Work instructions » Please print every record below exactly as it appears.

Stored data entries »
## Start
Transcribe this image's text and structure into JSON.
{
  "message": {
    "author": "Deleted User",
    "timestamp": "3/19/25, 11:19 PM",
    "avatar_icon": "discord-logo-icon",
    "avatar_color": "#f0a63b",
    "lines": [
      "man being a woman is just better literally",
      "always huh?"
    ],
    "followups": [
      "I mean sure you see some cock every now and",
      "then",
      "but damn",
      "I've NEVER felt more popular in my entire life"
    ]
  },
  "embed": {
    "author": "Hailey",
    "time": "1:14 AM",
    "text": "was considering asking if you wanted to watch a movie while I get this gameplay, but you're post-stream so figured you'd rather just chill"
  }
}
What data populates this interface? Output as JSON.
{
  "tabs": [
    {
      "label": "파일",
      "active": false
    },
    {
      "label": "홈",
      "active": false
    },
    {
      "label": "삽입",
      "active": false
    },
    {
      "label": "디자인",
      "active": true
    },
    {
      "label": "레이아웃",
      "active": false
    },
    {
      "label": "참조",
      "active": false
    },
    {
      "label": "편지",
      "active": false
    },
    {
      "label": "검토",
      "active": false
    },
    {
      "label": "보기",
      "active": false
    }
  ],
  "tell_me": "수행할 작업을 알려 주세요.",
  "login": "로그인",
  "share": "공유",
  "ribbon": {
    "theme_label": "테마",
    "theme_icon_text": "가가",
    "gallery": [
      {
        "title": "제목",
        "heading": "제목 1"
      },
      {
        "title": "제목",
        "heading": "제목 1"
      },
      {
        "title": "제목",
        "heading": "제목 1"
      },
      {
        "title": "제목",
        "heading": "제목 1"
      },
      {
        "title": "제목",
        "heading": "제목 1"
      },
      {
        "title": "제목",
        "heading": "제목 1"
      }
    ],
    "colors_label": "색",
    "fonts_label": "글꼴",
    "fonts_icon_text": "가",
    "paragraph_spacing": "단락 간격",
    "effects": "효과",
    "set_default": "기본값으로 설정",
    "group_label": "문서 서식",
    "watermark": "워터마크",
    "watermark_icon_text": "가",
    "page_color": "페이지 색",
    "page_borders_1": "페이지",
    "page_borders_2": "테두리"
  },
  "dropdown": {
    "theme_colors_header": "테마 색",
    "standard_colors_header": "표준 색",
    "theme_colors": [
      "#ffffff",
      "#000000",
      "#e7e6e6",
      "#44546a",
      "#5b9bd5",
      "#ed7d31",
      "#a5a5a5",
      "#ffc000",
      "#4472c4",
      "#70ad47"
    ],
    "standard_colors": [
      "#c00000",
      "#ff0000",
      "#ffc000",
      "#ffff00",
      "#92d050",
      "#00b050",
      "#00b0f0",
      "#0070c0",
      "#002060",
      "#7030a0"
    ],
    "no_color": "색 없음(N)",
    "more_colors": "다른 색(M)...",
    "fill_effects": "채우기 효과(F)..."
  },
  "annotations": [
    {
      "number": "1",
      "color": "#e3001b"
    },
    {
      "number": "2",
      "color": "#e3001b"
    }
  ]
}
## End
Solved exercise »
Transcribe this image's text and structure into JSON.
{
  "message": {
    "author": "Deleted User",
    "timestamp": "3/19/25, 11:19 PM",
    "avatar_icon": "discord-logo-icon",
    "avatar_color": "#f0a63b",
    "lines": [
      "man being a woman is just better literally",
      "always huh?"
    ],
    "followups": [
      "I mean sure you see some cock every now and",
      "then",
      "but damn",
      "I've NEVER felt more popular in my entire life"
    ]
  },
  "embed": {
    "author": "Hailey",
    "time": "1:14 AM",
    "text": "was considering asking if you wanted to watch a movie while I get this gameplay, but you're post-stream so figured you'd rather just chill"
  }
}
What data populates this interface? Output as JSON.
{
  "tabs": [
    {
      "label": "파일",
      "active": false
    },
    {
      "label": "홈",
      "active": false
    },
    {
      "label": "삽입",
      "active": false
    },
    {
      "label": "디자인",
      "active": true
    },
    {
      "label": "레이아웃",
      "active": false
    },
    {
      "label": "참조",
      "active": false
    },
    {
      "label": "편지",
      "active": false
    },
    {
      "label": "검토",
      "active": false
    },
    {
      "label": "보기",
      "active": false
    }
  ],
  "tell_me": "수행할 작업을 알려 주세요.",
  "login": "로그인",
  "share": "공유",
  "ribbon": {
    "theme_label": "테마",
    "theme_icon_text": "가가",
    "gallery": [
      {
        "title": "제목",
        "heading": "제목 1"
      },
      {
        "title": "제목",
        "heading": "제목 1"
      },
      {
        "title": "제목",
        "heading": "제목 1"
      },
      {
        "title": "제목",
        "heading": "제목 1"
      },
      {
        "title": "제목",
        "heading": "제목 1"
      },
      {
        "title": "제목",
        "heading": "제목 1"
      }
    ],
    "colors_label": "색",
    "fonts_label": "글꼴",
    "fonts_icon_text": "가",
    "paragraph_spacing": "단락 간격",
    "effects": "효과",
    "set_default": "기본값으로 설정",
    "group_label": "문서 서식",
    "watermark": "워터마크",
    "watermark_icon_text": "가",
    "page_color": "페이지 색",
    "page_borders_1": "페이지",
    "page_borders_2": "테두리"
  },
  "dropdown": {
    "theme_colors_header": "테마 색",
    "standard_colors_header": "표준 색",
    "theme_colors": [
      "#ffffff",
      "#000000",
      "#e7e6e6",
      "#44546a",
      "#5b9bd5",
      "#ed7d31",
      "#a5a5a5",
      "#ffc000",
      "#4472c4",
      "#70ad47"
    ],
    "standard_colors": [
      "#c00000",
      "#ff0000",
      "#ffc000",
      "#ffff00",
      "#92d050",
      "#00b050",
      "#00b0f0",
      "#0070c0",
      "#002060",
      "#7030a0"
    ],
    "no_color": "색 없음(N)",
    "more_colors": "다른 색(M)...",
    "fill_effects": "채우기 효과(F)..."
  },
  "annotations": [
    {
      "number": "1",
      "color": "#e3001b"
    },
    {
      "number": "2",
      "color": "#e3001b"
    }
  ]
}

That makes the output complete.